Return the records word for word. Any pictures in them are not part of the copy.

+++

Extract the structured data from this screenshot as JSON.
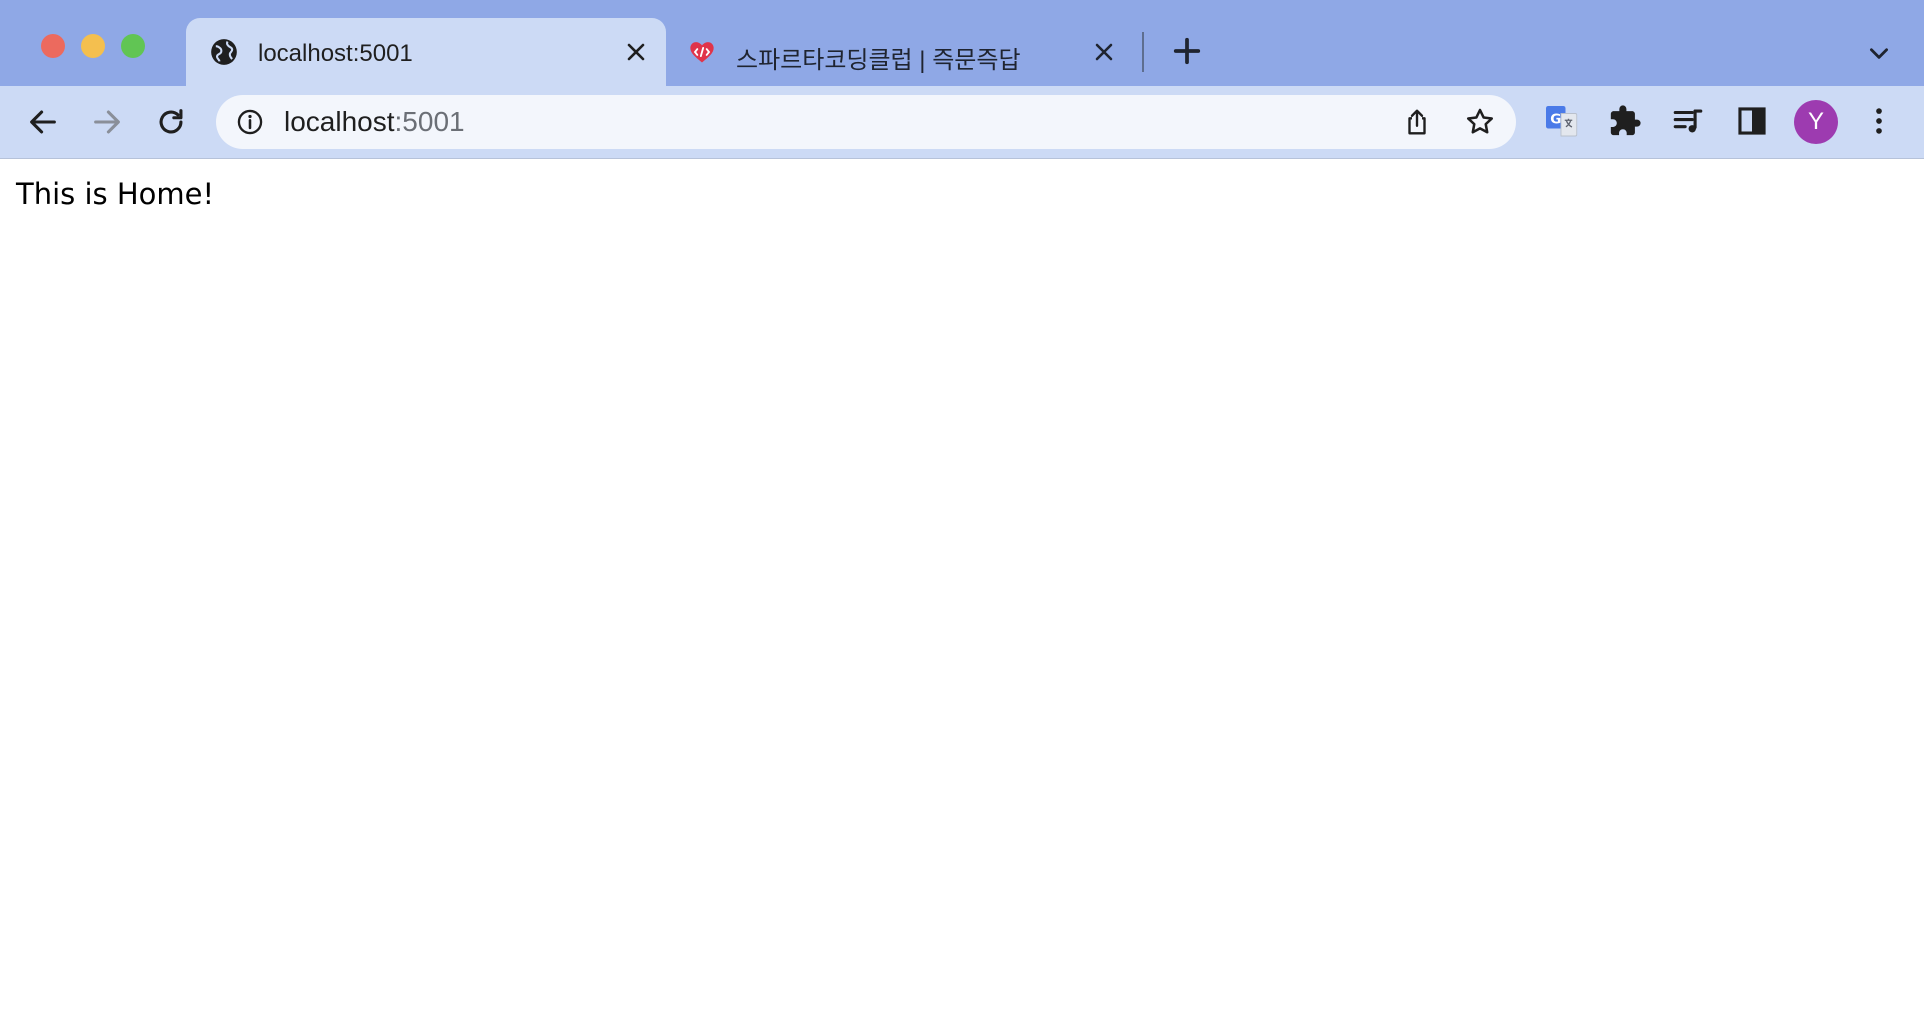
{
  "browser": {
    "tabs": [
      {
        "title": "localhost:5001",
        "favicon": "globe-icon",
        "active": true
      },
      {
        "title": "스파르타코딩클럽 | 즉문즉답",
        "favicon": "spartacoding-logo-icon",
        "active": false
      }
    ],
    "address": {
      "host": "localhost",
      "port": ":5001"
    },
    "profile": {
      "initial": "Y",
      "color": "#9d3bb0"
    }
  },
  "page": {
    "text": "This is Home!"
  },
  "colors": {
    "tabstrip": "#8fa8e6",
    "toolbar": "#ccdaf5",
    "omnibox": "#f3f6fc",
    "favicon_red": "#e0344a"
  }
}
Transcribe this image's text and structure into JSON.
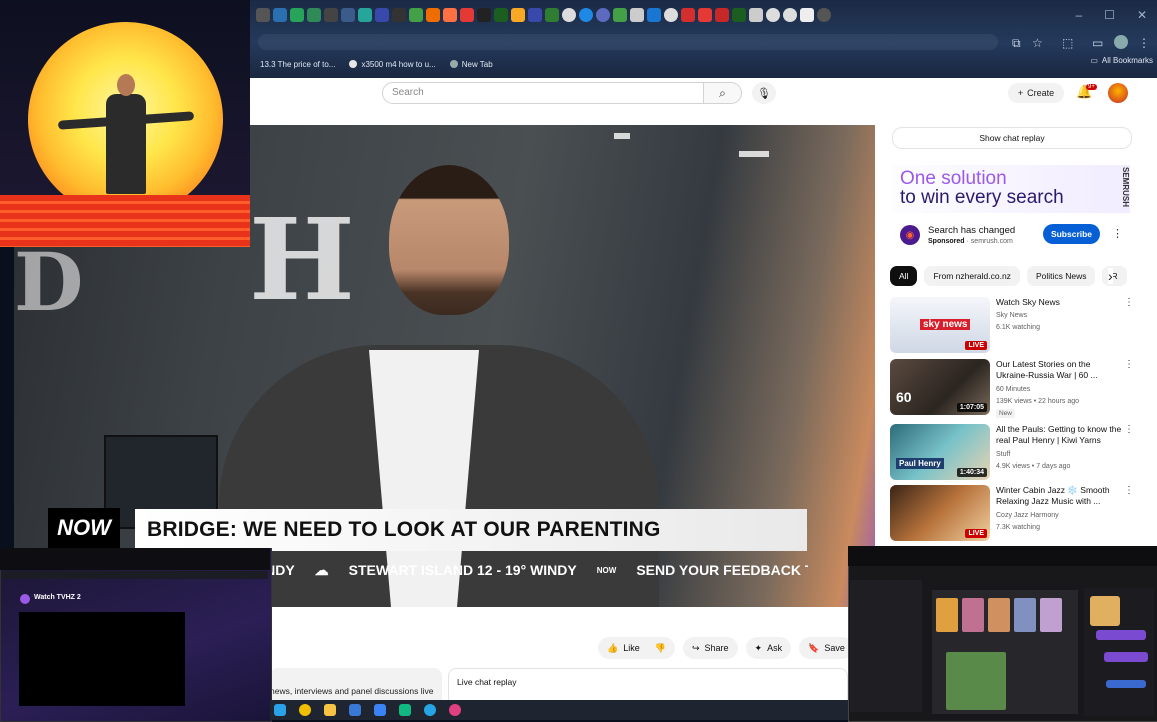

+++

Response —
Extract the structured data from this screenshot as JSON.
{
  "browser": {
    "tabs": [
      {
        "title": "localhost:5001",
        "favicon": "globe-icon",
        "active": true
      },
      {
        "title": "스파르타코딩클럽 | 즉문즉답",
        "favicon": "spartacoding-logo-icon",
        "active": false
      }
    ],
    "address": {
      "host": "localhost",
      "port": ":5001"
    },
    "profile": {
      "initial": "Y",
      "color": "#9d3bb0"
    }
  },
  "page": {
    "text": "This is Home!"
  },
  "colors": {
    "tabstrip": "#8fa8e6",
    "toolbar": "#ccdaf5",
    "omnibox": "#f3f6fc",
    "favicon_red": "#e0344a"
  }
}
Transcribe this image's text and structure into JSON.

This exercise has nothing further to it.